Set exercise
Return the entries below verbatim. Pictures stay out.

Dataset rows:
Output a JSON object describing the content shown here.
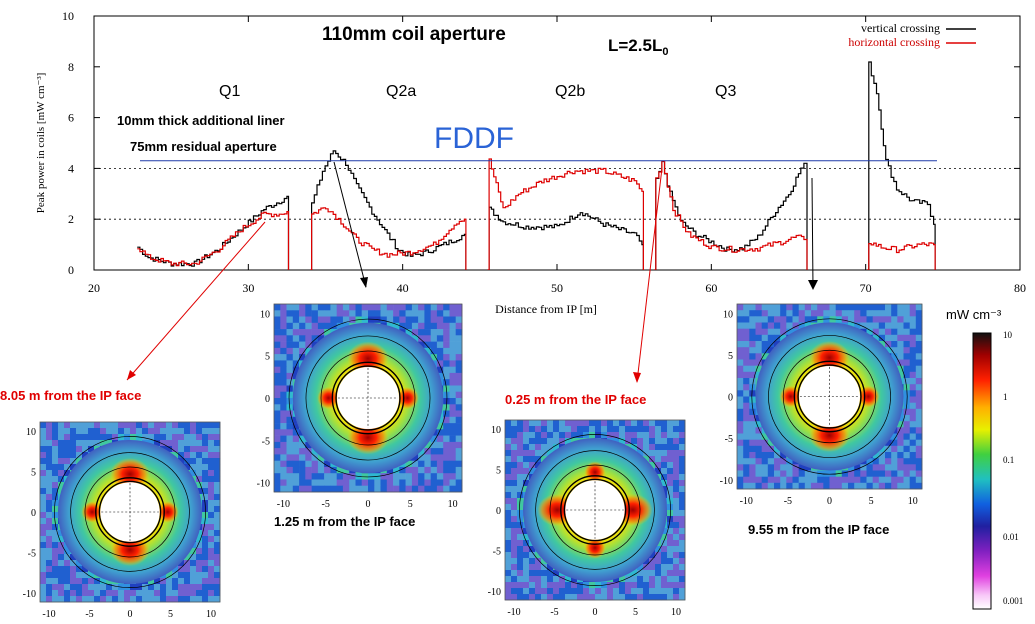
{
  "chart_data": [
    {
      "type": "line",
      "title": "110mm  coil aperture",
      "subtitle": "L=2.5L",
      "subtitle_sub": "0",
      "xlabel": "Distance from IP [m]",
      "ylabel": "Peak power in coils [mW cm⁻³]",
      "xlim": [
        20,
        80
      ],
      "ylim": [
        0,
        10
      ],
      "x_ticks": [
        "20",
        "30",
        "40",
        "50",
        "60",
        "70",
        "80"
      ],
      "y_ticks": [
        "0",
        "2",
        "4",
        "6",
        "8",
        "10"
      ],
      "grid_y_dashed": [
        2,
        4
      ],
      "legend_position": "top-right",
      "magnet_labels": [
        "Q1",
        "Q2a",
        "Q2b",
        "Q3"
      ],
      "annotations": [
        "10mm thick additional liner",
        "75mm residual aperture",
        "FDDF"
      ],
      "reference_line_y": 4.3,
      "series": [
        {
          "name": "vertical crossing",
          "color": "#000000",
          "segments": [
            [
              [
                22.8,
                0.9
              ],
              [
                23.5,
                0.5
              ],
              [
                25,
                0.25
              ],
              [
                26.5,
                0.25
              ],
              [
                28,
                0.8
              ],
              [
                29.5,
                1.6
              ],
              [
                31,
                2.4
              ],
              [
                32,
                2.7
              ],
              [
                32.5,
                2.9
              ],
              [
                32.6,
                0
              ]
            ],
            [
              [
                34,
                0
              ],
              [
                34.1,
                2.6
              ],
              [
                34.8,
                3.9
              ],
              [
                35.5,
                4.7
              ],
              [
                36.3,
                4.2
              ],
              [
                37,
                3.3
              ],
              [
                38,
                2.3
              ],
              [
                39,
                1.4
              ],
              [
                39.7,
                0.8
              ],
              [
                40.5,
                0.55
              ],
              [
                41.5,
                0.7
              ],
              [
                43,
                1.1
              ],
              [
                44,
                1.4
              ],
              [
                44.1,
                0
              ]
            ],
            [
              [
                45.5,
                0
              ],
              [
                45.6,
                2.4
              ],
              [
                46.5,
                1.9
              ],
              [
                48,
                1.7
              ],
              [
                50,
                1.7
              ],
              [
                51.5,
                2.3
              ],
              [
                53,
                1.8
              ],
              [
                55,
                1.4
              ],
              [
                55.5,
                1.0
              ],
              [
                55.6,
                0
              ]
            ],
            [
              [
                56.3,
                0
              ],
              [
                56.4,
                3.5
              ],
              [
                56.8,
                4.2
              ],
              [
                57.3,
                3.0
              ],
              [
                58,
                1.9
              ],
              [
                59,
                1.4
              ],
              [
                60,
                1.1
              ],
              [
                61,
                0.8
              ],
              [
                62,
                0.85
              ],
              [
                63,
                1.3
              ],
              [
                64,
                2.2
              ],
              [
                65,
                3.0
              ],
              [
                65.8,
                4.0
              ],
              [
                66,
                4.2
              ],
              [
                66.2,
                0
              ]
            ],
            [
              [
                70.1,
                0
              ],
              [
                70.2,
                8.1
              ],
              [
                70.7,
                7.0
              ],
              [
                71.3,
                4.3
              ],
              [
                72,
                3.2
              ],
              [
                73,
                2.7
              ],
              [
                74,
                2.6
              ],
              [
                74.4,
                1.8
              ],
              [
                74.5,
                0
              ]
            ]
          ]
        },
        {
          "name": "horizontal crossing",
          "color": "#dd0000",
          "segments": [
            [
              [
                22.8,
                0.9
              ],
              [
                23.5,
                0.5
              ],
              [
                25,
                0.25
              ],
              [
                26.5,
                0.25
              ],
              [
                28,
                0.8
              ],
              [
                29.5,
                1.6
              ],
              [
                31,
                2.2
              ],
              [
                32,
                2.2
              ],
              [
                32.5,
                2.3
              ],
              [
                32.6,
                0
              ]
            ],
            [
              [
                34,
                0
              ],
              [
                34.1,
                2.2
              ],
              [
                35,
                2.5
              ],
              [
                36,
                1.9
              ],
              [
                37,
                1.2
              ],
              [
                38,
                0.8
              ],
              [
                39,
                0.6
              ],
              [
                40.5,
                0.7
              ],
              [
                42,
                1.0
              ],
              [
                43.5,
                1.9
              ],
              [
                44,
                2.0
              ],
              [
                44.1,
                0
              ]
            ],
            [
              [
                45.5,
                0
              ],
              [
                45.6,
                4.3
              ],
              [
                46.5,
                2.4
              ],
              [
                47.5,
                3.0
              ],
              [
                49,
                3.5
              ],
              [
                51,
                3.9
              ],
              [
                53,
                3.9
              ],
              [
                55,
                3.5
              ],
              [
                55.5,
                3.1
              ],
              [
                55.6,
                0
              ]
            ],
            [
              [
                56.3,
                0
              ],
              [
                56.4,
                3.6
              ],
              [
                56.8,
                4.3
              ],
              [
                57.5,
                2.4
              ],
              [
                58.5,
                1.4
              ],
              [
                60,
                0.9
              ],
              [
                61.5,
                0.8
              ],
              [
                63,
                0.85
              ],
              [
                64.5,
                1.1
              ],
              [
                65.5,
                1.3
              ],
              [
                66,
                1.2
              ],
              [
                66.2,
                0
              ]
            ],
            [
              [
                70.1,
                0
              ],
              [
                70.2,
                1.1
              ],
              [
                71,
                0.9
              ],
              [
                72,
                0.8
              ],
              [
                73.5,
                1.0
              ],
              [
                74.4,
                1.0
              ],
              [
                74.5,
                0
              ]
            ]
          ]
        }
      ]
    },
    {
      "type": "heatmap",
      "title": "mW cm⁻³",
      "colorbar_ticks": [
        "10",
        "1",
        "0.1",
        "0.01",
        "0.001"
      ],
      "scale": "log",
      "panels": [
        {
          "caption": "8.05 m from the IP face",
          "caption_color": "#e00000",
          "x_ticks": [
            "-10",
            "-5",
            "0",
            "5",
            "10"
          ],
          "y_ticks": [
            "10",
            "5",
            "0",
            "-5",
            "-10"
          ],
          "hot_axis": "vertical",
          "pointer_from_x_m": 31
        },
        {
          "caption": "1.25 m from the IP face",
          "caption_color": "#000000",
          "x_ticks": [
            "-10",
            "-5",
            "0",
            "5",
            "10"
          ],
          "y_ticks": [
            "10",
            "5",
            "0",
            "-5",
            "-10"
          ],
          "hot_axis": "vertical",
          "pointer_from_x_m": 35
        },
        {
          "caption": "0.25 m from the IP face",
          "caption_color": "#e00000",
          "x_ticks": [
            "-10",
            "-5",
            "0",
            "5",
            "10"
          ],
          "y_ticks": [
            "10",
            "5",
            "0",
            "-5",
            "-10"
          ],
          "hot_axis": "horizontal",
          "pointer_from_x_m": 56.8
        },
        {
          "caption": "9.55 m from the IP face",
          "caption_color": "#000000",
          "x_ticks": [
            "-10",
            "-5",
            "0",
            "5",
            "10"
          ],
          "y_ticks": [
            "10",
            "5",
            "0",
            "-5",
            "-10"
          ],
          "hot_axis": "vertical",
          "pointer_from_x_m": 66
        }
      ]
    }
  ]
}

Response to this task
Output a JSON object describing the content shown here.
{
  "chart_data": [
    {
      "type": "line",
      "title": "110mm  coil aperture",
      "subtitle": "L=2.5L",
      "subtitle_sub": "0",
      "xlabel": "Distance from IP [m]",
      "ylabel": "Peak power in coils [mW cm⁻³]",
      "xlim": [
        20,
        80
      ],
      "ylim": [
        0,
        10
      ],
      "x_ticks": [
        "20",
        "30",
        "40",
        "50",
        "60",
        "70",
        "80"
      ],
      "y_ticks": [
        "0",
        "2",
        "4",
        "6",
        "8",
        "10"
      ],
      "grid_y_dashed": [
        2,
        4
      ],
      "legend_position": "top-right",
      "magnet_labels": [
        "Q1",
        "Q2a",
        "Q2b",
        "Q3"
      ],
      "annotations": [
        "10mm thick additional liner",
        "75mm residual aperture",
        "FDDF"
      ],
      "reference_line_y": 4.3,
      "series": [
        {
          "name": "vertical crossing",
          "color": "#000000",
          "segments": [
            [
              [
                22.8,
                0.9
              ],
              [
                23.5,
                0.5
              ],
              [
                25,
                0.25
              ],
              [
                26.5,
                0.25
              ],
              [
                28,
                0.8
              ],
              [
                29.5,
                1.6
              ],
              [
                31,
                2.4
              ],
              [
                32,
                2.7
              ],
              [
                32.5,
                2.9
              ],
              [
                32.6,
                0
              ]
            ],
            [
              [
                34,
                0
              ],
              [
                34.1,
                2.6
              ],
              [
                34.8,
                3.9
              ],
              [
                35.5,
                4.7
              ],
              [
                36.3,
                4.2
              ],
              [
                37,
                3.3
              ],
              [
                38,
                2.3
              ],
              [
                39,
                1.4
              ],
              [
                39.7,
                0.8
              ],
              [
                40.5,
                0.55
              ],
              [
                41.5,
                0.7
              ],
              [
                43,
                1.1
              ],
              [
                44,
                1.4
              ],
              [
                44.1,
                0
              ]
            ],
            [
              [
                45.5,
                0
              ],
              [
                45.6,
                2.4
              ],
              [
                46.5,
                1.9
              ],
              [
                48,
                1.7
              ],
              [
                50,
                1.7
              ],
              [
                51.5,
                2.3
              ],
              [
                53,
                1.8
              ],
              [
                55,
                1.4
              ],
              [
                55.5,
                1.0
              ],
              [
                55.6,
                0
              ]
            ],
            [
              [
                56.3,
                0
              ],
              [
                56.4,
                3.5
              ],
              [
                56.8,
                4.2
              ],
              [
                57.3,
                3.0
              ],
              [
                58,
                1.9
              ],
              [
                59,
                1.4
              ],
              [
                60,
                1.1
              ],
              [
                61,
                0.8
              ],
              [
                62,
                0.85
              ],
              [
                63,
                1.3
              ],
              [
                64,
                2.2
              ],
              [
                65,
                3.0
              ],
              [
                65.8,
                4.0
              ],
              [
                66,
                4.2
              ],
              [
                66.2,
                0
              ]
            ],
            [
              [
                70.1,
                0
              ],
              [
                70.2,
                8.1
              ],
              [
                70.7,
                7.0
              ],
              [
                71.3,
                4.3
              ],
              [
                72,
                3.2
              ],
              [
                73,
                2.7
              ],
              [
                74,
                2.6
              ],
              [
                74.4,
                1.8
              ],
              [
                74.5,
                0
              ]
            ]
          ]
        },
        {
          "name": "horizontal crossing",
          "color": "#dd0000",
          "segments": [
            [
              [
                22.8,
                0.9
              ],
              [
                23.5,
                0.5
              ],
              [
                25,
                0.25
              ],
              [
                26.5,
                0.25
              ],
              [
                28,
                0.8
              ],
              [
                29.5,
                1.6
              ],
              [
                31,
                2.2
              ],
              [
                32,
                2.2
              ],
              [
                32.5,
                2.3
              ],
              [
                32.6,
                0
              ]
            ],
            [
              [
                34,
                0
              ],
              [
                34.1,
                2.2
              ],
              [
                35,
                2.5
              ],
              [
                36,
                1.9
              ],
              [
                37,
                1.2
              ],
              [
                38,
                0.8
              ],
              [
                39,
                0.6
              ],
              [
                40.5,
                0.7
              ],
              [
                42,
                1.0
              ],
              [
                43.5,
                1.9
              ],
              [
                44,
                2.0
              ],
              [
                44.1,
                0
              ]
            ],
            [
              [
                45.5,
                0
              ],
              [
                45.6,
                4.3
              ],
              [
                46.5,
                2.4
              ],
              [
                47.5,
                3.0
              ],
              [
                49,
                3.5
              ],
              [
                51,
                3.9
              ],
              [
                53,
                3.9
              ],
              [
                55,
                3.5
              ],
              [
                55.5,
                3.1
              ],
              [
                55.6,
                0
              ]
            ],
            [
              [
                56.3,
                0
              ],
              [
                56.4,
                3.6
              ],
              [
                56.8,
                4.3
              ],
              [
                57.5,
                2.4
              ],
              [
                58.5,
                1.4
              ],
              [
                60,
                0.9
              ],
              [
                61.5,
                0.8
              ],
              [
                63,
                0.85
              ],
              [
                64.5,
                1.1
              ],
              [
                65.5,
                1.3
              ],
              [
                66,
                1.2
              ],
              [
                66.2,
                0
              ]
            ],
            [
              [
                70.1,
                0
              ],
              [
                70.2,
                1.1
              ],
              [
                71,
                0.9
              ],
              [
                72,
                0.8
              ],
              [
                73.5,
                1.0
              ],
              [
                74.4,
                1.0
              ],
              [
                74.5,
                0
              ]
            ]
          ]
        }
      ]
    },
    {
      "type": "heatmap",
      "title": "mW cm⁻³",
      "colorbar_ticks": [
        "10",
        "1",
        "0.1",
        "0.01",
        "0.001"
      ],
      "scale": "log",
      "panels": [
        {
          "caption": "8.05 m from the IP face",
          "caption_color": "#e00000",
          "x_ticks": [
            "-10",
            "-5",
            "0",
            "5",
            "10"
          ],
          "y_ticks": [
            "10",
            "5",
            "0",
            "-5",
            "-10"
          ],
          "hot_axis": "vertical",
          "pointer_from_x_m": 31
        },
        {
          "caption": "1.25 m from the IP face",
          "caption_color": "#000000",
          "x_ticks": [
            "-10",
            "-5",
            "0",
            "5",
            "10"
          ],
          "y_ticks": [
            "10",
            "5",
            "0",
            "-5",
            "-10"
          ],
          "hot_axis": "vertical",
          "pointer_from_x_m": 35
        },
        {
          "caption": "0.25 m from the IP face",
          "caption_color": "#e00000",
          "x_ticks": [
            "-10",
            "-5",
            "0",
            "5",
            "10"
          ],
          "y_ticks": [
            "10",
            "5",
            "0",
            "-5",
            "-10"
          ],
          "hot_axis": "horizontal",
          "pointer_from_x_m": 56.8
        },
        {
          "caption": "9.55 m from the IP face",
          "caption_color": "#000000",
          "x_ticks": [
            "-10",
            "-5",
            "0",
            "5",
            "10"
          ],
          "y_ticks": [
            "10",
            "5",
            "0",
            "-5",
            "-10"
          ],
          "hot_axis": "vertical",
          "pointer_from_x_m": 66
        }
      ]
    }
  ]
}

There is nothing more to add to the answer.